-- Exercise input --
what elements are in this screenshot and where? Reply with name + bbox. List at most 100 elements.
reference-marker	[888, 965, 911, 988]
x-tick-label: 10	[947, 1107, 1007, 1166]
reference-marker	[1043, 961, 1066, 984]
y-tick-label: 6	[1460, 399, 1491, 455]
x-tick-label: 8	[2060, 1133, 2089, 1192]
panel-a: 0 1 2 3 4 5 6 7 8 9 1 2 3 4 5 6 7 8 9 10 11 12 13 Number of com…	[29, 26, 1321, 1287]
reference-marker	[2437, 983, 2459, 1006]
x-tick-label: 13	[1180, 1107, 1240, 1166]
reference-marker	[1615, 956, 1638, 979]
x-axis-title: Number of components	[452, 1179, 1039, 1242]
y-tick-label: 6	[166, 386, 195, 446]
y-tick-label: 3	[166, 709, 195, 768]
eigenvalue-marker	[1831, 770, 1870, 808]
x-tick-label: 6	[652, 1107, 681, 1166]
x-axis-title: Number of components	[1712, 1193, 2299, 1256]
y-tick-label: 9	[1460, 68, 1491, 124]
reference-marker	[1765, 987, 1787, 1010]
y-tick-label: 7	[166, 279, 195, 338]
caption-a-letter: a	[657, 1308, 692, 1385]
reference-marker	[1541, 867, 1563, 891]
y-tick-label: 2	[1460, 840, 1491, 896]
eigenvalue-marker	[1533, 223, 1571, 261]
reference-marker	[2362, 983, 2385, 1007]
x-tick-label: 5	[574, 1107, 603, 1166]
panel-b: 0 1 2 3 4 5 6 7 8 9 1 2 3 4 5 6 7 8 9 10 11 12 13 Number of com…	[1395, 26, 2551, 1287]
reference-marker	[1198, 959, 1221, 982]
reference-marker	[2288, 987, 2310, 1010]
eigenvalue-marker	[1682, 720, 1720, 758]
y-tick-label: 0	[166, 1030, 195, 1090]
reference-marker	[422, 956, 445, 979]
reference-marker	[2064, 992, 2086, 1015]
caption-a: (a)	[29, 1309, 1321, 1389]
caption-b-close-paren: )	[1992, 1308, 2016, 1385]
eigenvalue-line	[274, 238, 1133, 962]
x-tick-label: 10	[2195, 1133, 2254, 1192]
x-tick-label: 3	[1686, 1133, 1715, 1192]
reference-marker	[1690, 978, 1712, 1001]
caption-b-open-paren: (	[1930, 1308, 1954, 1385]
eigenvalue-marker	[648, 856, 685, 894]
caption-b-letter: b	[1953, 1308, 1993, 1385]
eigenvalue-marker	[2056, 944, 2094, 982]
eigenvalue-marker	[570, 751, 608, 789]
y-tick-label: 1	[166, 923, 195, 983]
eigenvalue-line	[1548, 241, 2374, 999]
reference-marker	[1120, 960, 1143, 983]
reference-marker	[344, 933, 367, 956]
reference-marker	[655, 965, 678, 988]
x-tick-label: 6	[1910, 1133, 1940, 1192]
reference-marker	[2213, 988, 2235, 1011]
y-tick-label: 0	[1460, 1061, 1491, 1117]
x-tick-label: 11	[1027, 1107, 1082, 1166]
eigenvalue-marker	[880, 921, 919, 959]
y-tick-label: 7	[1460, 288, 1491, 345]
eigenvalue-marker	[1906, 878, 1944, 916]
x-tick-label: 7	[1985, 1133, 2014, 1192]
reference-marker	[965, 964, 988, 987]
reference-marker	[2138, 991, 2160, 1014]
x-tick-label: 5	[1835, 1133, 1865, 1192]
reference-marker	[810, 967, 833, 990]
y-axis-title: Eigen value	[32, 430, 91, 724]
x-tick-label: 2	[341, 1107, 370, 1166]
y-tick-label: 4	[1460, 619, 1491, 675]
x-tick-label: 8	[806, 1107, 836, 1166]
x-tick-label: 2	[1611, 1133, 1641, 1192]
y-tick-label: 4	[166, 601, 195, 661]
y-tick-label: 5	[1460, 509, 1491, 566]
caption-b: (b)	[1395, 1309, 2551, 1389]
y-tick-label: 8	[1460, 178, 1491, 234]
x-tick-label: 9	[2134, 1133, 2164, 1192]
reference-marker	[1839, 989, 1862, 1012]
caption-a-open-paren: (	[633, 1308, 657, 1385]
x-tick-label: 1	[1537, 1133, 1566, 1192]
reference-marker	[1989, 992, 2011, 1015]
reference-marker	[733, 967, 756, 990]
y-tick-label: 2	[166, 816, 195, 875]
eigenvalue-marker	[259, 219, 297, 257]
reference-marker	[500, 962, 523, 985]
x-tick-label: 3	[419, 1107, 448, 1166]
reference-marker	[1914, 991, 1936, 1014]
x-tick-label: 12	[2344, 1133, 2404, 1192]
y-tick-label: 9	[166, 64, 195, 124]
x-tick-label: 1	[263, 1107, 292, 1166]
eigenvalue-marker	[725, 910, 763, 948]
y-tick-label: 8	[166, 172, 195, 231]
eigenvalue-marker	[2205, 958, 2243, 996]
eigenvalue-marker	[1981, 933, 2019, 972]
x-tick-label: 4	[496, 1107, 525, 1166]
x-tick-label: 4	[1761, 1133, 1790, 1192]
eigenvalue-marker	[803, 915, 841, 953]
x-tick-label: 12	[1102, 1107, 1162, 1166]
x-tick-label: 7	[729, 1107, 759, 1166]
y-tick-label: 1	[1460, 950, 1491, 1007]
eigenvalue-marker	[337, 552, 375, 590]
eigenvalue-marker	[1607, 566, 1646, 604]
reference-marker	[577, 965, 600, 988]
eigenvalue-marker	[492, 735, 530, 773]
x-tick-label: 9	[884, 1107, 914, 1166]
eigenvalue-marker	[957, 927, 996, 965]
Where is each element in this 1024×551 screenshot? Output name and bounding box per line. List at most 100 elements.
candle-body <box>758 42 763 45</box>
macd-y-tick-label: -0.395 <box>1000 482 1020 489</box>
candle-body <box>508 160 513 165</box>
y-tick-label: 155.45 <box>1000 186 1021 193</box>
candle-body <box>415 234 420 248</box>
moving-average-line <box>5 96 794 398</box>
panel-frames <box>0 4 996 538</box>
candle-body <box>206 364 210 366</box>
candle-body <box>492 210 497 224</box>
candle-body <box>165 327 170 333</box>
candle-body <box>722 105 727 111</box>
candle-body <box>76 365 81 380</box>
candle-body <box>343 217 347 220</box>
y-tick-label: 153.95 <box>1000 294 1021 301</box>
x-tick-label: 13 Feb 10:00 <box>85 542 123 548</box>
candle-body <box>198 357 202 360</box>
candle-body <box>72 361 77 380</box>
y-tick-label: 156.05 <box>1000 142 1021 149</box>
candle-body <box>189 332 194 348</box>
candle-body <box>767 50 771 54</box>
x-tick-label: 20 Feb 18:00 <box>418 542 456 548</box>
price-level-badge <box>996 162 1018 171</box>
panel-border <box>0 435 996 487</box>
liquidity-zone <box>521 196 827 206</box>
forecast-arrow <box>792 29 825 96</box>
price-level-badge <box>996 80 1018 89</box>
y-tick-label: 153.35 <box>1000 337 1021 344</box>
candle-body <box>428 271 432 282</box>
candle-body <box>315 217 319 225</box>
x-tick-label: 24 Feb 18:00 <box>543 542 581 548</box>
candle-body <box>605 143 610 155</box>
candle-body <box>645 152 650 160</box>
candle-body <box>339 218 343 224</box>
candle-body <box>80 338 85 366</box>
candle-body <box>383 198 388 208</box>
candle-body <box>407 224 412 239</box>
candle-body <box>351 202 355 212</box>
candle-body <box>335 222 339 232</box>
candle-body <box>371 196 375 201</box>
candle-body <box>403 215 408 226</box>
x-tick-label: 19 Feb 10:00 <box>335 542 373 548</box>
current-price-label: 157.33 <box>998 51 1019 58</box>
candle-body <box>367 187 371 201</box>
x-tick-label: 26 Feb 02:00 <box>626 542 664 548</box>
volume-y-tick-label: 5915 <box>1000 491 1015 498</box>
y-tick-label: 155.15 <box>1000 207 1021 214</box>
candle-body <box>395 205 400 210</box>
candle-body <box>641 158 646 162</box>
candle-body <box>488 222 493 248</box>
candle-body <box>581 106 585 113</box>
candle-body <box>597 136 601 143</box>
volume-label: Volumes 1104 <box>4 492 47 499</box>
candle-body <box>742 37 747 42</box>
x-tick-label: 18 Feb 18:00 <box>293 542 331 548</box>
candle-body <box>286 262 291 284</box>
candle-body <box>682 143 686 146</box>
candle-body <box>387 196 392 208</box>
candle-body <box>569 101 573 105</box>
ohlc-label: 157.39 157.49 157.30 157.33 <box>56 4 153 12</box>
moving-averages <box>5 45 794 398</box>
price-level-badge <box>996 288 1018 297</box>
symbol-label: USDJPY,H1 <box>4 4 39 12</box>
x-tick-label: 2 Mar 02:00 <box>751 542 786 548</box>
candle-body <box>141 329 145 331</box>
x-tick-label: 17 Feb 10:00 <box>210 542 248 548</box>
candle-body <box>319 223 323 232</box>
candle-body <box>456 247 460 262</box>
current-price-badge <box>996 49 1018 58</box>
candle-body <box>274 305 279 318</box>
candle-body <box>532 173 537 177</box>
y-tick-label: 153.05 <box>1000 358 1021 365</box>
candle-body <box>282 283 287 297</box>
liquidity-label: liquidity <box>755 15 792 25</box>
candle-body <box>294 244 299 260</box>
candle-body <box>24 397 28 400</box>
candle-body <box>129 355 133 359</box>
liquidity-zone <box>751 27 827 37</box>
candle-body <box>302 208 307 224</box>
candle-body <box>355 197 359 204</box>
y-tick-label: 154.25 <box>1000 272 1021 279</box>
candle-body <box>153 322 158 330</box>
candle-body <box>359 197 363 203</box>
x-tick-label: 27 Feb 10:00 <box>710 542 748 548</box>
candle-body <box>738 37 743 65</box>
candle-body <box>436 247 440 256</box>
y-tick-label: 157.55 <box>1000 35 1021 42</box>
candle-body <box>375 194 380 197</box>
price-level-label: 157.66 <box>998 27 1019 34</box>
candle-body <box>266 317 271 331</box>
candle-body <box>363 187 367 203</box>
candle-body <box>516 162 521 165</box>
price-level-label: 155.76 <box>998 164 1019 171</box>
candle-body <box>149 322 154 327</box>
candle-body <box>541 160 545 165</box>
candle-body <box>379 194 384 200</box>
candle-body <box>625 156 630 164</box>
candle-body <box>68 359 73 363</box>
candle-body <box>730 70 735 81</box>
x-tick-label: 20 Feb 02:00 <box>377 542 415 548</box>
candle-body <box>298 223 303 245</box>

-- Task directions --
Convert the data, from its start through the line containing "399, 1491, 455]", into a Markdown table with the columns Row and Line. Number each line and leave out blank lines.

-- The result --
| Row | Line |
|---|---|
| 1 | what elements are in this screenshot and where? Reply with name + bbox. List at most 100 elements. |
| 2 | reference-marker	[888, 965, 911, 988] |
| 3 | x-tick-label: 10	[947, 1107, 1007, 1166] |
| 4 | reference-marker	[1043, 961, 1066, 984] |
| 5 | y-tick-label: 6	[1460, 399, 1491, 455] |